- _Items_

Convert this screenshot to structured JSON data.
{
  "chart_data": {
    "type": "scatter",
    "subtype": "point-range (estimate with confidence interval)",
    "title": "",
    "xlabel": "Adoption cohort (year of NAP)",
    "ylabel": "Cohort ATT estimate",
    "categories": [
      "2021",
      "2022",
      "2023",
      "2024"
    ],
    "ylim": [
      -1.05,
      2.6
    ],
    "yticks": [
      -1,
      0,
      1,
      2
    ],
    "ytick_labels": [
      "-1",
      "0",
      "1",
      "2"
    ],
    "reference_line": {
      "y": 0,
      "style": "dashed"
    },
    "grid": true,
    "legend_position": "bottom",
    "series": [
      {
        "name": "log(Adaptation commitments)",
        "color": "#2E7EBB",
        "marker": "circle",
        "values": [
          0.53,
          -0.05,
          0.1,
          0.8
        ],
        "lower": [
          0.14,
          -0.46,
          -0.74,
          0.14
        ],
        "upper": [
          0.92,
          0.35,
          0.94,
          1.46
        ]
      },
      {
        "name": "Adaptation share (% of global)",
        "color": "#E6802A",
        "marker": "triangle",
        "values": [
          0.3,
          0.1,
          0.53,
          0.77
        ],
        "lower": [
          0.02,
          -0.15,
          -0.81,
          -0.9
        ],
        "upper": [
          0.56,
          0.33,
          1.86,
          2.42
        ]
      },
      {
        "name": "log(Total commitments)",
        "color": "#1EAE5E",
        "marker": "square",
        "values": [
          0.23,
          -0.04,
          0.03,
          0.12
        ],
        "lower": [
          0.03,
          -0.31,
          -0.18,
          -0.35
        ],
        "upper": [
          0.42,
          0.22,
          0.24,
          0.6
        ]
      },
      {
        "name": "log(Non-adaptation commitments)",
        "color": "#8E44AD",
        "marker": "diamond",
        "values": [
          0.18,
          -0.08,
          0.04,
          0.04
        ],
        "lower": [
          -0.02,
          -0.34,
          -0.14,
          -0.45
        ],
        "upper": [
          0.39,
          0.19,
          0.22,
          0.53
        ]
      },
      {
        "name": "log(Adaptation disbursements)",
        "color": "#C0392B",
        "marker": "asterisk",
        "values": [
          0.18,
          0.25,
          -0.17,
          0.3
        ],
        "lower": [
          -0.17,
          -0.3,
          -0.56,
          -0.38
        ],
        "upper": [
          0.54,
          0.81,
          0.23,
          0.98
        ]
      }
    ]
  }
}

- _Stated problem_
Each line that contains the string "color" counts once; report how many such lines the entries have, giving only the number.

- _Correct output_
5